====== Recorded information

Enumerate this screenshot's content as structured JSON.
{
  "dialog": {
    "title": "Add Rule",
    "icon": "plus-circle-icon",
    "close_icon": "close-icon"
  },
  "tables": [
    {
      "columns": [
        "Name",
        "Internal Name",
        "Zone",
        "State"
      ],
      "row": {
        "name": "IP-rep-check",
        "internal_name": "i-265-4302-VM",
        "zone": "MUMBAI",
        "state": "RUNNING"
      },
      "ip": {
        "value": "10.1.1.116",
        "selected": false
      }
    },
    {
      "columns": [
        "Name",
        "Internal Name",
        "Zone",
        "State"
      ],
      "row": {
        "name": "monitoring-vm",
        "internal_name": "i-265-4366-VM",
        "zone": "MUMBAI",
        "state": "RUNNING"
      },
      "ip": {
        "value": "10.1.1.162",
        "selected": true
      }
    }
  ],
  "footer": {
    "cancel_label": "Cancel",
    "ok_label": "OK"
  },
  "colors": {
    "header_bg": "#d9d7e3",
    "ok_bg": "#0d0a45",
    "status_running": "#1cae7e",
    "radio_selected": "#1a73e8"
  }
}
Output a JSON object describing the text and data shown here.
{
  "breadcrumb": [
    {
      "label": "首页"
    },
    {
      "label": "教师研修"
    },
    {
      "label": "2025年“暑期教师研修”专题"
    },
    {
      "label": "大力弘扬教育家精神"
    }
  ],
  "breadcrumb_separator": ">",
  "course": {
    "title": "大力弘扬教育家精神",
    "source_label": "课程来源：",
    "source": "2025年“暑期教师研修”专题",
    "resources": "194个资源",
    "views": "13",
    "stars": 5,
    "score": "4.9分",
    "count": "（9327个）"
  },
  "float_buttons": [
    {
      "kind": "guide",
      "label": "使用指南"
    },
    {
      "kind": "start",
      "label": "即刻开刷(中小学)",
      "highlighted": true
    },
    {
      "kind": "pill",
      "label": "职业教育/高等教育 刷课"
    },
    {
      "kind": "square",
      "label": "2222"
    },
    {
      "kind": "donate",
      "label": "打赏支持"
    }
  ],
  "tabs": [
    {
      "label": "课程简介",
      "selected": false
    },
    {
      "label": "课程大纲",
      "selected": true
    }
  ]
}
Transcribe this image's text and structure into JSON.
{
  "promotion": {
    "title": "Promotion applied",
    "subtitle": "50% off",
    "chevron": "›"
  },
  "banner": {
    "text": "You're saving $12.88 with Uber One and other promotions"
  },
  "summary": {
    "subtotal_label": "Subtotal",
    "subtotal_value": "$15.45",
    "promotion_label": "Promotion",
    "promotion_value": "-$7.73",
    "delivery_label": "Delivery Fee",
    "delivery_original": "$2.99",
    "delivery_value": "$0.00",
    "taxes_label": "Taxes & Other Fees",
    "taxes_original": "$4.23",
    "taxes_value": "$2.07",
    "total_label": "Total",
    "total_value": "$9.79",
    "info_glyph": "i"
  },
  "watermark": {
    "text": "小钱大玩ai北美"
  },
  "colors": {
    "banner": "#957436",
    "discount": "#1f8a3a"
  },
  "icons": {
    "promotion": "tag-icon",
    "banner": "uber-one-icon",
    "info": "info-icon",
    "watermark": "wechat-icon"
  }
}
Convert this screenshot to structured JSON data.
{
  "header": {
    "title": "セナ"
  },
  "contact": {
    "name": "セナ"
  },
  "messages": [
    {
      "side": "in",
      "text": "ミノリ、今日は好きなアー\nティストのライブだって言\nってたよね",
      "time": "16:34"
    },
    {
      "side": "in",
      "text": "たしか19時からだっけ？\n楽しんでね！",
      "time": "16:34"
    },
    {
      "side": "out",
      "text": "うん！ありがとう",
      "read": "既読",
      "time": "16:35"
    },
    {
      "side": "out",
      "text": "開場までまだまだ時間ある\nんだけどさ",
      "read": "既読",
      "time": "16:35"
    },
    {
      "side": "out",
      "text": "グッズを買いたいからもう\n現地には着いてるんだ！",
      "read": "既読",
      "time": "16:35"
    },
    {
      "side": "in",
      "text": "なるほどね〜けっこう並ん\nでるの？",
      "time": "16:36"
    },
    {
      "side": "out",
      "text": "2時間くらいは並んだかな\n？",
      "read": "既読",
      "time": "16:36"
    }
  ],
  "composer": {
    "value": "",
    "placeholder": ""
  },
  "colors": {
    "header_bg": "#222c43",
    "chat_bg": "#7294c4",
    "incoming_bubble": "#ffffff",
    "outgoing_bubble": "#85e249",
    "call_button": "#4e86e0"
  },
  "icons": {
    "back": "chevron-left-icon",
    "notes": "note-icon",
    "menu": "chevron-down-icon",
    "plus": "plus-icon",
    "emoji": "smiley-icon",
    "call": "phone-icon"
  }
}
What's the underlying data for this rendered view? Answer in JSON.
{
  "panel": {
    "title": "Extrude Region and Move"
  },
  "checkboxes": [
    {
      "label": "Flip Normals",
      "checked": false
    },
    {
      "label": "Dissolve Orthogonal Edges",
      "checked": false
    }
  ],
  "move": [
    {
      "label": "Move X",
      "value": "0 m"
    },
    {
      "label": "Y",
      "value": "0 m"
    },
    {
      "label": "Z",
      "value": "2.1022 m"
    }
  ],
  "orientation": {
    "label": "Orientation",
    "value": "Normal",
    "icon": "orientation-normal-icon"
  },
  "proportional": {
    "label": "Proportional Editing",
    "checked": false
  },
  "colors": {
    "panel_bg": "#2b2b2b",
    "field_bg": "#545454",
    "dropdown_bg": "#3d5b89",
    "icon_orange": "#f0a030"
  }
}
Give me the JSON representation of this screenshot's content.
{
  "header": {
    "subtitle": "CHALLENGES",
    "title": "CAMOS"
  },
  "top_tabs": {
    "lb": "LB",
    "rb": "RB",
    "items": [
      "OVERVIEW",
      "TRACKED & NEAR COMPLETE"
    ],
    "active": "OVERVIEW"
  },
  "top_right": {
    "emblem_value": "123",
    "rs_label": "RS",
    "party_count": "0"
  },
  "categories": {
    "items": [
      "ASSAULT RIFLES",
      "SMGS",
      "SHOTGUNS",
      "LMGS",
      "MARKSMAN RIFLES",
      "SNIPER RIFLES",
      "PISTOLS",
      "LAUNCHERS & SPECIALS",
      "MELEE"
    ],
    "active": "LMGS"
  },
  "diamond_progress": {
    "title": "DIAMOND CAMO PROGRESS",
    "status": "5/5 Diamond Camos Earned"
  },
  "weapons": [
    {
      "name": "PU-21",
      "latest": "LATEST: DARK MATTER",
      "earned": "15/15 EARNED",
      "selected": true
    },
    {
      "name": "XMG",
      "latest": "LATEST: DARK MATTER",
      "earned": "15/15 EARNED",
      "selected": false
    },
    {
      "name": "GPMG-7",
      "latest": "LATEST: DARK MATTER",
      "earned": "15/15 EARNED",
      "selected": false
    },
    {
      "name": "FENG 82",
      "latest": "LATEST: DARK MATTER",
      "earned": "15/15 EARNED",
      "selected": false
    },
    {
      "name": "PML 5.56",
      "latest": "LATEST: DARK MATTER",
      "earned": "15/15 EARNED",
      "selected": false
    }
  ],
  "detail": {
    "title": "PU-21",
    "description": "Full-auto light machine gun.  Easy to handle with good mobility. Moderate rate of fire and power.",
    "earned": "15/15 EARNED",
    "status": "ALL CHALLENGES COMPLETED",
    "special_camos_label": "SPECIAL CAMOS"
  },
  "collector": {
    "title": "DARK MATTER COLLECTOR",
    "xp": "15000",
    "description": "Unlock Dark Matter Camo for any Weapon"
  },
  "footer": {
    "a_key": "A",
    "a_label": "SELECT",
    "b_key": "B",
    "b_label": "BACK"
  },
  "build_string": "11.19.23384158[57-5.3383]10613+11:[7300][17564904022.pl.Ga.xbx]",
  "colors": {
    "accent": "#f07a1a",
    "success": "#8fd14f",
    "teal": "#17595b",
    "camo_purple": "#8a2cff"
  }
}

============

Exercise task –
Show every line of the listing in which the string "暑期教师研修" can be found.

Response below –
      "label": "2025年“暑期教师研修”专题"
    "source": "2025年“暑期教师研修”专题",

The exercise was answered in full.